[start Data in this exercise]

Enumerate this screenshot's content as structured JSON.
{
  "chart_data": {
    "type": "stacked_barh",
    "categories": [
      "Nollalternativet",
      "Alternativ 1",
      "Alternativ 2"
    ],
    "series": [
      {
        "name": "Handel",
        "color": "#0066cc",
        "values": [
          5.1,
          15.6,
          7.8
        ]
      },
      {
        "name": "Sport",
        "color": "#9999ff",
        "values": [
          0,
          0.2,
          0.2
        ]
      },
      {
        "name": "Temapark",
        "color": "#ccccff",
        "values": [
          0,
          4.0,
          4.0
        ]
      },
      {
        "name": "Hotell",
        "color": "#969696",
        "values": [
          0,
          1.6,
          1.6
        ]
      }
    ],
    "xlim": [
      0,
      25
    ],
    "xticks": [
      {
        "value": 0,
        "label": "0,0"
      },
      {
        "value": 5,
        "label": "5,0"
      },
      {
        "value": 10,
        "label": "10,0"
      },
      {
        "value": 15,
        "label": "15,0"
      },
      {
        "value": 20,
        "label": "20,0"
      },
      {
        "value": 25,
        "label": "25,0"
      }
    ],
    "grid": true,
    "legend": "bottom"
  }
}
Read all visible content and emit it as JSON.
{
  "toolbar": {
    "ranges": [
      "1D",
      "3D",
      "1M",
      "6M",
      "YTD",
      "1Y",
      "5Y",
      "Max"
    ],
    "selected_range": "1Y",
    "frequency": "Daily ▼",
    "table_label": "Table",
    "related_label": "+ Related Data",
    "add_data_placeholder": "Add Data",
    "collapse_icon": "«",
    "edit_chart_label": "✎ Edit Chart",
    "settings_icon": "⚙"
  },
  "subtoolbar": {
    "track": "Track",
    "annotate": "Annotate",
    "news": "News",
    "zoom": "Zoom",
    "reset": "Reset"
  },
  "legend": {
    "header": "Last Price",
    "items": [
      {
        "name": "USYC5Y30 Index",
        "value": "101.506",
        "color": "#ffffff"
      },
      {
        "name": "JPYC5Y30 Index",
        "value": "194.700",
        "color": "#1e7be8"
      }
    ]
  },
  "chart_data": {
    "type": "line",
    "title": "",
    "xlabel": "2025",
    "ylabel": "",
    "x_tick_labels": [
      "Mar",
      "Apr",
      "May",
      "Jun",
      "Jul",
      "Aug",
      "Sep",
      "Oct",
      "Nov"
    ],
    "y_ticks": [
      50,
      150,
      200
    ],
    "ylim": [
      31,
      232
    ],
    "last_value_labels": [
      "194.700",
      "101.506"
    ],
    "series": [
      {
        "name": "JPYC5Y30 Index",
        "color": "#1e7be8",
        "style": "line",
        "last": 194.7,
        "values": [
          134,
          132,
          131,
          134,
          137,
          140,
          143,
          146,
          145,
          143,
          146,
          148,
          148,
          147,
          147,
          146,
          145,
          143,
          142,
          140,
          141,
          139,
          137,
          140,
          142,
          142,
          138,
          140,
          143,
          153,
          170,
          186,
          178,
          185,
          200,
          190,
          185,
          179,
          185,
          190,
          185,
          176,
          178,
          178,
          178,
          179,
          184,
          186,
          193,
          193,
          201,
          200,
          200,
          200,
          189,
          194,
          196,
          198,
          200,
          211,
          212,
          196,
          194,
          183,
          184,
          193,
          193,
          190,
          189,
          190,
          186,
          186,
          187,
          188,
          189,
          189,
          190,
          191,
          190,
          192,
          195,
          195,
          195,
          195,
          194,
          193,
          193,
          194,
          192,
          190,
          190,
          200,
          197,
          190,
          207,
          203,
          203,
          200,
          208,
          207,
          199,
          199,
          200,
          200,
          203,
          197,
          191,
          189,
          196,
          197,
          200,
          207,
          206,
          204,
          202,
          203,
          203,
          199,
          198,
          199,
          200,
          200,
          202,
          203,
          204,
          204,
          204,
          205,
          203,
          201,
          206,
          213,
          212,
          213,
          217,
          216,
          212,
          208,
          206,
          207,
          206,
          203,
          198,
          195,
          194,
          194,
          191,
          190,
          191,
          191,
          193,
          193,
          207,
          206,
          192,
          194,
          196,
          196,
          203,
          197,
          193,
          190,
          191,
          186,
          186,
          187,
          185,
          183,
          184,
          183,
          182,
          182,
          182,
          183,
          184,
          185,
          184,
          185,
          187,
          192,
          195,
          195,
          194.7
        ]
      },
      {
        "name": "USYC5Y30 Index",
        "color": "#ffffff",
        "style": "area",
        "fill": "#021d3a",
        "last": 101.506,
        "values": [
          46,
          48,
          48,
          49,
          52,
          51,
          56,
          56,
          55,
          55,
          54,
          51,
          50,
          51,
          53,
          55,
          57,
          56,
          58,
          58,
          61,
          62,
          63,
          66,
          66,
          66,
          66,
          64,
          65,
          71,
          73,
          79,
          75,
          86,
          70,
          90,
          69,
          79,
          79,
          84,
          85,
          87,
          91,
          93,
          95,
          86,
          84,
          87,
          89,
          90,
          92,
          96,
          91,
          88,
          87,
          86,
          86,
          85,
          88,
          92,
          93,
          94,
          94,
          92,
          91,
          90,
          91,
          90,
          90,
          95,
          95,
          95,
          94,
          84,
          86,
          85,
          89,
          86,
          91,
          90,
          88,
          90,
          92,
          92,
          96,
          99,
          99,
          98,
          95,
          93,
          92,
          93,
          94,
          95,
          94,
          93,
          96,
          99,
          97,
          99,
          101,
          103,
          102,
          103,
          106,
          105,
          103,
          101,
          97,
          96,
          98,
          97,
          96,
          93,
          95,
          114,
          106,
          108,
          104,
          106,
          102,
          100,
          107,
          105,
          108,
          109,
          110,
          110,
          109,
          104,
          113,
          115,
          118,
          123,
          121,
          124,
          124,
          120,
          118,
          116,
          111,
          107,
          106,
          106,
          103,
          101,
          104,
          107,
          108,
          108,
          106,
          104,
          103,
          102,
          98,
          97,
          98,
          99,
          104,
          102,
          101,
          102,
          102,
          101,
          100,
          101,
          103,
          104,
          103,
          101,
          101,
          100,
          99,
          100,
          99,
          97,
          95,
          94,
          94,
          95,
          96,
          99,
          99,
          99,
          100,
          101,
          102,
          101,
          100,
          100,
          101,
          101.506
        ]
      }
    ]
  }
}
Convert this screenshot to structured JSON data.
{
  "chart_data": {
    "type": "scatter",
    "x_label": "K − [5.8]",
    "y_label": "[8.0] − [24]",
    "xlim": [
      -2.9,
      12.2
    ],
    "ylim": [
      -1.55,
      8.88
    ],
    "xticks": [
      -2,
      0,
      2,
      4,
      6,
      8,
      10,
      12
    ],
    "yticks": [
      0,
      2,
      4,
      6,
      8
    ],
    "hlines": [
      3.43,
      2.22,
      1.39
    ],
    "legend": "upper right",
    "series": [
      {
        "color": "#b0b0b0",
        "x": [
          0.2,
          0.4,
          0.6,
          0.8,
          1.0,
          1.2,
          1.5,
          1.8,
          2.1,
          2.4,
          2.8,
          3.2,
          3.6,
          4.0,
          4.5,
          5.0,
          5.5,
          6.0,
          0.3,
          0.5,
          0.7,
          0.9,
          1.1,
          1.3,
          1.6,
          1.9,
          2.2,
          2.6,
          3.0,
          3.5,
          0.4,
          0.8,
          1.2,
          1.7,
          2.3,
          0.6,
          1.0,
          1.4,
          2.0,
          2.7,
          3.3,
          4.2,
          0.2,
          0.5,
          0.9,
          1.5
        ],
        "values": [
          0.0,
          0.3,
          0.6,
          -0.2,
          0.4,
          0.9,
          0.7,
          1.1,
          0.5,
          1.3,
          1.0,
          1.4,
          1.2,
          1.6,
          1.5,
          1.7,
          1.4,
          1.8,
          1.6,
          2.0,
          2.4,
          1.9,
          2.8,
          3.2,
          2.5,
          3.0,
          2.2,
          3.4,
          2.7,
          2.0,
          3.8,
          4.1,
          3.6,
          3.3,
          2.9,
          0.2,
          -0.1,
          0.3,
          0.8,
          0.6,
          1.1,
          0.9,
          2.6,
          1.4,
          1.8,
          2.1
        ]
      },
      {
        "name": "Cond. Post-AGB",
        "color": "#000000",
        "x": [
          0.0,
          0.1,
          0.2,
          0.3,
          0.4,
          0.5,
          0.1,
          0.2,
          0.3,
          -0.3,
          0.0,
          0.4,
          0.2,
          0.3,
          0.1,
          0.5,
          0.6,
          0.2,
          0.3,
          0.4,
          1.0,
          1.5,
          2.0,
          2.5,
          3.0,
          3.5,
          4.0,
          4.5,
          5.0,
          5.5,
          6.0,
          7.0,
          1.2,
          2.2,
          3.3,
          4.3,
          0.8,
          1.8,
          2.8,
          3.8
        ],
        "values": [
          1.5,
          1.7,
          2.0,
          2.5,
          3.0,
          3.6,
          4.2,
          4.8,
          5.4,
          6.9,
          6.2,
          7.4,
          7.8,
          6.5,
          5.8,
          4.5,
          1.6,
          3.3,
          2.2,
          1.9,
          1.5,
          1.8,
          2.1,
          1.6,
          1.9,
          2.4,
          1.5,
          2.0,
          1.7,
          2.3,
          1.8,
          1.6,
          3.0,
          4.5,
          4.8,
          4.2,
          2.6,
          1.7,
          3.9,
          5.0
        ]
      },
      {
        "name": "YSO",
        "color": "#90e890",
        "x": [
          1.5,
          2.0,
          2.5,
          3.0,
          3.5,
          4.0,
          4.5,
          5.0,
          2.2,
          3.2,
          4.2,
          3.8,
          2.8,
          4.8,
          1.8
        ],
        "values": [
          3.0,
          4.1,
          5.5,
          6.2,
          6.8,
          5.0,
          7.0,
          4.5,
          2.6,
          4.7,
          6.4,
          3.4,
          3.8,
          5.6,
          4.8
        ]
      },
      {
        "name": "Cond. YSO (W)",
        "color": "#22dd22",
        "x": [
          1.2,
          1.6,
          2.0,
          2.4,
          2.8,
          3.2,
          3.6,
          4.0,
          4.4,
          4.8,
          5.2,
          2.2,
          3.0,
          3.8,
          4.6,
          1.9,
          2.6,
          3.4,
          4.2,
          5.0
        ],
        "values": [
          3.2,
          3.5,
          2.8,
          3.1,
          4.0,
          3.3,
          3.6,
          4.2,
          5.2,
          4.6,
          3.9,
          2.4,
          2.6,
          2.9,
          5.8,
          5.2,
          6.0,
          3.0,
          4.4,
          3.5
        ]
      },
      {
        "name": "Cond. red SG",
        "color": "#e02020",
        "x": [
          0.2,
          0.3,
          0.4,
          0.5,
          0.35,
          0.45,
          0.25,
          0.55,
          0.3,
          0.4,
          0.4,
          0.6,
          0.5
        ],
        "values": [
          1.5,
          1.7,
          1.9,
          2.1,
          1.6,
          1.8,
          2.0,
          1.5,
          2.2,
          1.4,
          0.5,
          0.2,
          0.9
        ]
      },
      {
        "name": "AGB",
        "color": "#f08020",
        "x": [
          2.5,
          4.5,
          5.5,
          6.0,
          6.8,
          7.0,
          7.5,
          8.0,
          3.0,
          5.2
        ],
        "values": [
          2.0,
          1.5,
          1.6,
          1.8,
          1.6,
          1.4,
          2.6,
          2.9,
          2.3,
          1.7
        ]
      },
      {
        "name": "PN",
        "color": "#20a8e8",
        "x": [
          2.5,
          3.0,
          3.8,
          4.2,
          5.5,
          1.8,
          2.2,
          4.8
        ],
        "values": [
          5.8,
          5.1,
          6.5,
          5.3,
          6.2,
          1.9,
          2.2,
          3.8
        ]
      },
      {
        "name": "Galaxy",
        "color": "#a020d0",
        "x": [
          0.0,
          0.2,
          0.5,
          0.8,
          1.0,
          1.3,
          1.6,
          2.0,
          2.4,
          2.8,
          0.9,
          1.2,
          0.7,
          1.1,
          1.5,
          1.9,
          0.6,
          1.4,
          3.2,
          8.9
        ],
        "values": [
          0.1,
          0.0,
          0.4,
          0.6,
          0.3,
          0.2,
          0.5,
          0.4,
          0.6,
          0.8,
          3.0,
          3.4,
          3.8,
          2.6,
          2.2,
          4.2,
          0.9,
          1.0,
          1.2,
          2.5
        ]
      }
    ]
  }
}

[end Data in this exercise]

Given problem
State the number of lines in the data that include the string "Cond", and add nothing else.

Finished exercise
3